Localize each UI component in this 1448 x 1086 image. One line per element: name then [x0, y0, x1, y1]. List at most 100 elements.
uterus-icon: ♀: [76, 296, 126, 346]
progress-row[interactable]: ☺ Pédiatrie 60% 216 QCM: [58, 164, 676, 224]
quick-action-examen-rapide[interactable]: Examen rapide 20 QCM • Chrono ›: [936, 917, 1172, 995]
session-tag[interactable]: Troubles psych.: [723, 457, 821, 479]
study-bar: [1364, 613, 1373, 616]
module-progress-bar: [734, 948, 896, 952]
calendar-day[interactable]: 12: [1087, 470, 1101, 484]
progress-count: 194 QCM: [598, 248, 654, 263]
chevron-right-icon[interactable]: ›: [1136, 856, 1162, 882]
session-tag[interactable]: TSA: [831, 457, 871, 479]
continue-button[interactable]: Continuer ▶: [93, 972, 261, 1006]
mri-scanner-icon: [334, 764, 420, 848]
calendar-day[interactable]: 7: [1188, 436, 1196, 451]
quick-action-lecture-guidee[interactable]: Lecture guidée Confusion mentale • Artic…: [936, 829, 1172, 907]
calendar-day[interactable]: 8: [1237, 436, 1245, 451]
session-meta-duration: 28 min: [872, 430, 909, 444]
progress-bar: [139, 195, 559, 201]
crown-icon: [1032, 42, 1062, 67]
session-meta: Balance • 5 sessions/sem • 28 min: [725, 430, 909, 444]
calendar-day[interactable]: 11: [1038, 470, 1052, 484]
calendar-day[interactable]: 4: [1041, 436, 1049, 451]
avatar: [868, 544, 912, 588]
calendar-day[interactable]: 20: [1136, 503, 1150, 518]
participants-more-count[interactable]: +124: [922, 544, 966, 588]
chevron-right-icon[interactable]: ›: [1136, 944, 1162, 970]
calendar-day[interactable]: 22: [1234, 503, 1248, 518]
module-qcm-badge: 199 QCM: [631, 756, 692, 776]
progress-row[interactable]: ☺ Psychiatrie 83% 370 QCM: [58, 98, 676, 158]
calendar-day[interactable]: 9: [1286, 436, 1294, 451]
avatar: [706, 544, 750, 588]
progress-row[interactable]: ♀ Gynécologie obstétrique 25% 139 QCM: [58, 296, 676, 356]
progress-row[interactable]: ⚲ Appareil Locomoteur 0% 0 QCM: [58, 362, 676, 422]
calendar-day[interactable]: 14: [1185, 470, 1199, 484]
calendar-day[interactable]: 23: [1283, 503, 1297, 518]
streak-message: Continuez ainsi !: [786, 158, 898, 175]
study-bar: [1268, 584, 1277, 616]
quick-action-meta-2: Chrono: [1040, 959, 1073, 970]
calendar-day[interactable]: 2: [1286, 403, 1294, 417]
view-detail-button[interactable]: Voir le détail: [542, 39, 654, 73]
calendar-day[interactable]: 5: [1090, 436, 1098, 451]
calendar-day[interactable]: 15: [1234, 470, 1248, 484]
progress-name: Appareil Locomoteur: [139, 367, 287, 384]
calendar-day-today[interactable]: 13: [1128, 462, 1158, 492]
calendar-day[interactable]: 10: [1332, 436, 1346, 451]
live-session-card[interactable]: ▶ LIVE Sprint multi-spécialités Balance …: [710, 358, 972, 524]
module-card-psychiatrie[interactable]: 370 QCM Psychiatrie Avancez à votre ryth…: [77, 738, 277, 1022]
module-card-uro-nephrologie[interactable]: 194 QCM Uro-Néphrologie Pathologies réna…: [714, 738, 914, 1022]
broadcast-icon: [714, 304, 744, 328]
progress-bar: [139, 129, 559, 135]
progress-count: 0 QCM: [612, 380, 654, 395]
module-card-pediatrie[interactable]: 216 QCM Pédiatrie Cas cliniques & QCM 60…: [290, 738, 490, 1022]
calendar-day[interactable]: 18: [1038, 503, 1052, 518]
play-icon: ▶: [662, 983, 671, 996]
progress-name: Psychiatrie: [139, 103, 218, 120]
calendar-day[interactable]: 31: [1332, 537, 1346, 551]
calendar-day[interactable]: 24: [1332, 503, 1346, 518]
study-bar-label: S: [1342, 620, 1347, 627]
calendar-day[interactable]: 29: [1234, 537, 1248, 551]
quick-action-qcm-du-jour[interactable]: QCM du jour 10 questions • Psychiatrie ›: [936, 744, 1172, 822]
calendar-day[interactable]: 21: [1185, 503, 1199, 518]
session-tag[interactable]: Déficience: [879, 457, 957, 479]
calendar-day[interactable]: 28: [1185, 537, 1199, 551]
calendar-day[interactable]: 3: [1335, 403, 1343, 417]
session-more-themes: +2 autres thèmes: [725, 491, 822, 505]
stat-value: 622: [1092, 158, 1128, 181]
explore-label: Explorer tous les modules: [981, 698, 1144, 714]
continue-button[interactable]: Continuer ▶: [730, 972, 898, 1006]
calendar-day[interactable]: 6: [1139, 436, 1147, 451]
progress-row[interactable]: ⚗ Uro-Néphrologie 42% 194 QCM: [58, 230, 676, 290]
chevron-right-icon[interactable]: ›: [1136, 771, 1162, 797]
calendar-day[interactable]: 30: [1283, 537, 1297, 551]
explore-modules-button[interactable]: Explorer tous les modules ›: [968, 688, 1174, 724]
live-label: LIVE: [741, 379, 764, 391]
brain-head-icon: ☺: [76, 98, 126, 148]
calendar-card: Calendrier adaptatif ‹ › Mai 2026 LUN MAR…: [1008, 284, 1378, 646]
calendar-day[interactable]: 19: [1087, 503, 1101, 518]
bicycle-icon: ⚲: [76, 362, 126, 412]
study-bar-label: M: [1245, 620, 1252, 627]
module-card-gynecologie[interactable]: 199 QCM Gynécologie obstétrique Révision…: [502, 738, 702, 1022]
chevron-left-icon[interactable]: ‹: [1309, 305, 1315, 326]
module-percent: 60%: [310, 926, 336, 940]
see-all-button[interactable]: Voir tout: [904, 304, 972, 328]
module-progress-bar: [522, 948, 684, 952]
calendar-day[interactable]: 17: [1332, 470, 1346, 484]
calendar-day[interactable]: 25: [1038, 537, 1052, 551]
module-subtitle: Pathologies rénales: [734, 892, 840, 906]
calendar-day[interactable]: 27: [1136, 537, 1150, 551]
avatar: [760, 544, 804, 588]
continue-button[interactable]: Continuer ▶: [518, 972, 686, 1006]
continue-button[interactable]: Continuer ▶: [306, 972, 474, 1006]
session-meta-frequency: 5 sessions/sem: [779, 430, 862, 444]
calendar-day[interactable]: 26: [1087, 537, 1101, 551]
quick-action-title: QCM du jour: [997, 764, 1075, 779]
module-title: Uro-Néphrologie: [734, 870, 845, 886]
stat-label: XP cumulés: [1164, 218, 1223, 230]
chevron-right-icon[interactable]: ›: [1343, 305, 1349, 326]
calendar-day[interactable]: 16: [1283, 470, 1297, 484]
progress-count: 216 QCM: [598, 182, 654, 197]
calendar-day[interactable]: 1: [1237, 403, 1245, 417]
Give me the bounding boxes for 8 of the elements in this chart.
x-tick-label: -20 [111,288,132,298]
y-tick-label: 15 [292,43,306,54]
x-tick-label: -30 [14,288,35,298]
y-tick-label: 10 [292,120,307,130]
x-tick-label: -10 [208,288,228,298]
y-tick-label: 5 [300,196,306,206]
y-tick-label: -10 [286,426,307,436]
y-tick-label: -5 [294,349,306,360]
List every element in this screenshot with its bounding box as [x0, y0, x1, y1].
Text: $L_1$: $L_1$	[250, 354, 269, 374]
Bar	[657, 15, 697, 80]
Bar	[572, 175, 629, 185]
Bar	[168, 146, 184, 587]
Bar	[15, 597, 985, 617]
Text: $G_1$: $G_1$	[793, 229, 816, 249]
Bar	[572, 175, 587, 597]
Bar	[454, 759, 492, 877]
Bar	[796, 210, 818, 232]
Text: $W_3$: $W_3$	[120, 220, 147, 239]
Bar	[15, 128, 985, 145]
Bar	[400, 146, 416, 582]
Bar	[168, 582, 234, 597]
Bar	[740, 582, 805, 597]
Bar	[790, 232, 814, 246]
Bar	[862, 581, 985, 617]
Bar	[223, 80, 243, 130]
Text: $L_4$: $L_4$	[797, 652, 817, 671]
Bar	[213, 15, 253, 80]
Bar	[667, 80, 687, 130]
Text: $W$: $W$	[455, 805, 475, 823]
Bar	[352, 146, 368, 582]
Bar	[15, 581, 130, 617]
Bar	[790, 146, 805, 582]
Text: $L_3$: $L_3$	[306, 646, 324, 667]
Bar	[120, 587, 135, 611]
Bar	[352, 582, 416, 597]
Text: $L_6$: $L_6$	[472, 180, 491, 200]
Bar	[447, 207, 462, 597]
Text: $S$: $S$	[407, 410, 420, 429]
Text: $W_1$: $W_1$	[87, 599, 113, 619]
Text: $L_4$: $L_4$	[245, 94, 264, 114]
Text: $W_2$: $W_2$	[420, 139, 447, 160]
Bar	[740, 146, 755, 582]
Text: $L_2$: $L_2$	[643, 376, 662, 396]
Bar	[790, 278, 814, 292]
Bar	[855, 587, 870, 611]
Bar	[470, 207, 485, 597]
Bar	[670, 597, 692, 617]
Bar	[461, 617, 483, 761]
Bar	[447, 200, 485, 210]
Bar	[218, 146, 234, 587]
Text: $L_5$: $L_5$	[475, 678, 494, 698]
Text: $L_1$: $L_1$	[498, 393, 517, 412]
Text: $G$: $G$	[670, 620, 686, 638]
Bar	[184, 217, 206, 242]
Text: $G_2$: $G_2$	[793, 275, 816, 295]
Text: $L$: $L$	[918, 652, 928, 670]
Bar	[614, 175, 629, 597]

□ □ □ □

What to produce: Return, unchanged, the lines from the first line of the records through the line that contains "avatar: [868, 544, 912, 588]", with both ends included.

Task solution:
Localize each UI component in this 1448 x 1086 image. One line per element: name then [x0, y0, x1, y1]. List at most 100 elements.
uterus-icon: ♀: [76, 296, 126, 346]
progress-row[interactable]: ☺ Pédiatrie 60% 216 QCM: [58, 164, 676, 224]
quick-action-examen-rapide[interactable]: Examen rapide 20 QCM • Chrono ›: [936, 917, 1172, 995]
session-tag[interactable]: Troubles psych.: [723, 457, 821, 479]
study-bar: [1364, 613, 1373, 616]
module-progress-bar: [734, 948, 896, 952]
calendar-day[interactable]: 12: [1087, 470, 1101, 484]
progress-count: 194 QCM: [598, 248, 654, 263]
chevron-right-icon[interactable]: ›: [1136, 856, 1162, 882]
session-tag[interactable]: TSA: [831, 457, 871, 479]
continue-button[interactable]: Continuer ▶: [93, 972, 261, 1006]
mri-scanner-icon: [334, 764, 420, 848]
calendar-day[interactable]: 7: [1188, 436, 1196, 451]
quick-action-lecture-guidee[interactable]: Lecture guidée Confusion mentale • Artic…: [936, 829, 1172, 907]
calendar-day[interactable]: 8: [1237, 436, 1245, 451]
session-meta-duration: 28 min: [872, 430, 909, 444]
progress-bar: [139, 195, 559, 201]
crown-icon: [1032, 42, 1062, 67]
session-meta: Balance • 5 sessions/sem • 28 min: [725, 430, 909, 444]
calendar-day[interactable]: 11: [1038, 470, 1052, 484]
calendar-day[interactable]: 4: [1041, 436, 1049, 451]
avatar: [868, 544, 912, 588]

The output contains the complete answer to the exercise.